EXERCISE TASK.
With the pictures left out, copy the listing below exactly.

SUPPLIED DATA.

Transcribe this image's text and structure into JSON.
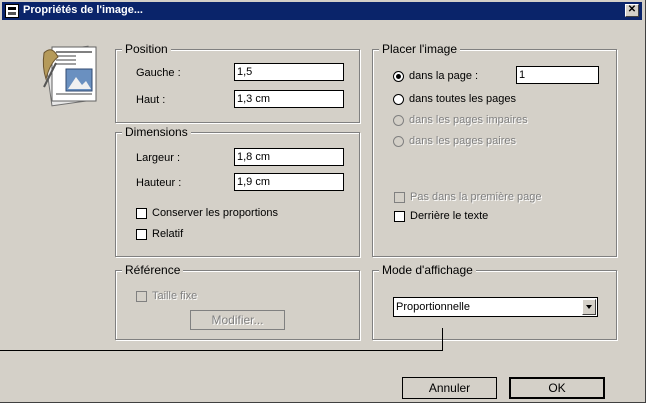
{
  "window": {
    "title": "Propriétés de l'image..."
  },
  "position": {
    "legend": "Position",
    "gauche_label": "Gauche :",
    "gauche_value": "1,5",
    "haut_label": "Haut :",
    "haut_value": "1,3 cm"
  },
  "dimensions": {
    "legend": "Dimensions",
    "largeur_label": "Largeur :",
    "largeur_value": "1,8 cm",
    "hauteur_label": "Hauteur :",
    "hauteur_value": "1,9 cm",
    "conserver_label": "Conserver les proportions",
    "relatif_label": "Relatif"
  },
  "reference": {
    "legend": "Référence",
    "taille_fixe_label": "Taille fixe",
    "modifier_label": "Modifier..."
  },
  "placer": {
    "legend": "Placer l'image",
    "dans_page_label": "dans la page :",
    "dans_page_value": "1",
    "toutes_pages_label": "dans toutes les pages",
    "pages_impaires_label": "dans les pages impaires",
    "pages_paires_label": "dans les pages paires",
    "pas_premiere_label": "Pas dans la première page",
    "derriere_texte_label": "Derrière le texte"
  },
  "affichage": {
    "legend": "Mode d'affichage",
    "selected": "Proportionnelle"
  },
  "buttons": {
    "annuler": "Annuler",
    "ok": "OK"
  },
  "icons": {
    "title": "image-properties-icon",
    "close": "close-icon",
    "document": "document-image-icon"
  }
}
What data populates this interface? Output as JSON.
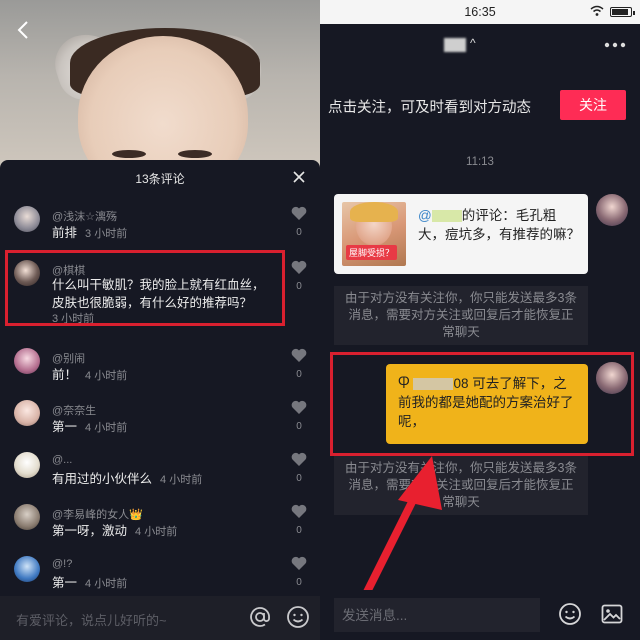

ANSWER FOR THIS EXERCISE.
Transcribe this image's text and structure into JSON.
{
  "window": {
    "title": "Propriétés de l'image..."
  },
  "position": {
    "legend": "Position",
    "gauche_label": "Gauche :",
    "gauche_value": "1,5",
    "haut_label": "Haut :",
    "haut_value": "1,3 cm"
  },
  "dimensions": {
    "legend": "Dimensions",
    "largeur_label": "Largeur :",
    "largeur_value": "1,8 cm",
    "hauteur_label": "Hauteur :",
    "hauteur_value": "1,9 cm",
    "conserver_label": "Conserver les proportions",
    "relatif_label": "Relatif"
  },
  "reference": {
    "legend": "Référence",
    "taille_fixe_label": "Taille fixe",
    "modifier_label": "Modifier..."
  },
  "placer": {
    "legend": "Placer l'image",
    "dans_page_label": "dans la page :",
    "dans_page_value": "1",
    "toutes_pages_label": "dans toutes les pages",
    "pages_impaires_label": "dans les pages impaires",
    "pages_paires_label": "dans les pages paires",
    "pas_premiere_label": "Pas dans la première page",
    "derriere_texte_label": "Derrière le texte"
  },
  "affichage": {
    "legend": "Mode d'affichage",
    "selected": "Proportionnelle"
  },
  "buttons": {
    "annuler": "Annuler",
    "ok": "OK"
  },
  "icons": {
    "title": "image-properties-icon",
    "close": "close-icon",
    "document": "document-image-icon"
  }
}
What data populates this interface? Output as JSON.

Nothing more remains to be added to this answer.